§ REQUIRED WORK:
In this exercise, reproduce all the entries that follow exactly.
# # # #
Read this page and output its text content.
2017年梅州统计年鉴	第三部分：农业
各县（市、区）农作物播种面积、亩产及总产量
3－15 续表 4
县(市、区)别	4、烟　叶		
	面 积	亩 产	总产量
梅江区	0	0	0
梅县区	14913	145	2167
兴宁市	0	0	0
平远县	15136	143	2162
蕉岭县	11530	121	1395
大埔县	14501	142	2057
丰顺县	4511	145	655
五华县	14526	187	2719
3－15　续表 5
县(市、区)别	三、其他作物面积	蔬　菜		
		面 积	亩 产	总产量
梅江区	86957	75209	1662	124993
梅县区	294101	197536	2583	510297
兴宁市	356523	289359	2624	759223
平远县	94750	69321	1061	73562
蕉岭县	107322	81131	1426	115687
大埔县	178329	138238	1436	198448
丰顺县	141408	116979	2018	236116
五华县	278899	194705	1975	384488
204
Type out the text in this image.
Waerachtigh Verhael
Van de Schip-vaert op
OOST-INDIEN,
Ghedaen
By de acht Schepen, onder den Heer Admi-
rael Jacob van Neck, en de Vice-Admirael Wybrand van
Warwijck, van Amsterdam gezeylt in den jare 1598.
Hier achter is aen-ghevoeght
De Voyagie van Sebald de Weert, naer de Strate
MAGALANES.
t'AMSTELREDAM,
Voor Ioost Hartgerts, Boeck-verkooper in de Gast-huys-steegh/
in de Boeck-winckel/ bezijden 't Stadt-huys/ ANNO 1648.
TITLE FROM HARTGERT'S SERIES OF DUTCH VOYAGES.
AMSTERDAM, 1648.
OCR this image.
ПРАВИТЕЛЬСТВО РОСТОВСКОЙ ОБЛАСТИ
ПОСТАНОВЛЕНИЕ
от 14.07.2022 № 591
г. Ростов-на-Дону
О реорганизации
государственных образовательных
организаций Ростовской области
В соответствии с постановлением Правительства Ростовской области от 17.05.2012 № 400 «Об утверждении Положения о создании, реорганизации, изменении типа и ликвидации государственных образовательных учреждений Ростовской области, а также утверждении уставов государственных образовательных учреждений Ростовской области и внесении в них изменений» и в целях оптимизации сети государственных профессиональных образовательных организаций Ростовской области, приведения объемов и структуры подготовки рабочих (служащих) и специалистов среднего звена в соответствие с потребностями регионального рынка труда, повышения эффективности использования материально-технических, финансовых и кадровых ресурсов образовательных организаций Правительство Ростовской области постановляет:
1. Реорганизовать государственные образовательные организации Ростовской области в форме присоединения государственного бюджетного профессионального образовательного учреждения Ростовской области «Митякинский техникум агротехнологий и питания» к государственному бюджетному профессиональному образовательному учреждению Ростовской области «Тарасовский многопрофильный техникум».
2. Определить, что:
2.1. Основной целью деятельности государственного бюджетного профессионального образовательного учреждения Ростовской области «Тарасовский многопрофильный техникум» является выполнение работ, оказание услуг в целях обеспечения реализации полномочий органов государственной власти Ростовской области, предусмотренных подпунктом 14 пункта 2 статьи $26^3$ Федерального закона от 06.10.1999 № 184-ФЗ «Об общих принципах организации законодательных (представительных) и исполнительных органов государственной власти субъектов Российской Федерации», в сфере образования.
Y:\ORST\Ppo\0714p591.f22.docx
# # # #
§ RESPONSE BELOW:
Read this page and output its text content.
2017年梅州统计年鉴	第三部分：农业
各县（市、区）农作物播种面积、亩产及总产量
3－15 续表 4
县(市、区)别	4、烟　叶		
	面 积	亩 产	总产量
梅江区	0	0	0
梅县区	14913	145	2167
兴宁市	0	0	0
平远县	15136	143	2162
蕉岭县	11530	121	1395
大埔县	14501	142	2057
丰顺县	4511	145	655
五华县	14526	187	2719
3－15　续表 5
县(市、区)别	三、其他作物面积	蔬　菜		
		面 积	亩 产	总产量
梅江区	86957	75209	1662	124993
梅县区	294101	197536	2583	510297
兴宁市	356523	289359	2624	759223
平远县	94750	69321	1061	73562
蕉岭县	107322	81131	1426	115687
大埔县	178329	138238	1436	198448
丰顺县	141408	116979	2018	236116
五华县	278899	194705	1975	384488
204
Type out the text in this image.
Waerachtigh Verhael
Van de Schip-vaert op
OOST-INDIEN,
Ghedaen
By de acht Schepen, onder den Heer Admi-
rael Jacob van Neck, en de Vice-Admirael Wybrand van
Warwijck, van Amsterdam gezeylt in den jare 1598.
Hier achter is aen-ghevoeght
De Voyagie van Sebald de Weert, naer de Strate
MAGALANES.
t'AMSTELREDAM,
Voor Ioost Hartgerts, Boeck-verkooper in de Gast-huys-steegh/
in de Boeck-winckel/ bezijden 't Stadt-huys/ ANNO 1648.
TITLE FROM HARTGERT'S SERIES OF DUTCH VOYAGES.
AMSTERDAM, 1648.
OCR this image.
ПРАВИТЕЛЬСТВО РОСТОВСКОЙ ОБЛАСТИ
ПОСТАНОВЛЕНИЕ
от 14.07.2022 № 591
г. Ростов-на-Дону
О реорганизации
государственных образовательных
организаций Ростовской области
В соответствии с постановлением Правительства Ростовской области от 17.05.2012 № 400 «Об утверждении Положения о создании, реорганизации, изменении типа и ликвидации государственных образовательных учреждений Ростовской области, а также утверждении уставов государственных образовательных учреждений Ростовской области и внесении в них изменений» и в целях оптимизации сети государственных профессиональных образовательных организаций Ростовской области, приведения объемов и структуры подготовки рабочих (служащих) и специалистов среднего звена в соответствие с потребностями регионального рынка труда, повышения эффективности использования материально-технических, финансовых и кадровых ресурсов образовательных организаций Правительство Ростовской области постановляет:
1. Реорганизовать государственные образовательные организации Ростовской области в форме присоединения государственного бюджетного профессионального образовательного учреждения Ростовской области «Митякинский техникум агротехнологий и питания» к государственному бюджетному профессиональному образовательному учреждению Ростовской области «Тарасовский многопрофильный техникум».
2. Определить, что:
2.1. Основной целью деятельности государственного бюджетного профессионального образовательного учреждения Ростовской области «Тарасовский многопрофильный техникум» является выполнение работ, оказание услуг в целях обеспечения реализации полномочий органов государственной власти Ростовской области, предусмотренных подпунктом 14 пункта 2 статьи $26^3$ Федерального закона от 06.10.1999 № 184-ФЗ «Об общих принципах организации законодательных (представительных) и исполнительных органов государственной власти субъектов Российской Федерации», в сфере образования.
Y:\ORST\Ppo\0714p591.f22.docx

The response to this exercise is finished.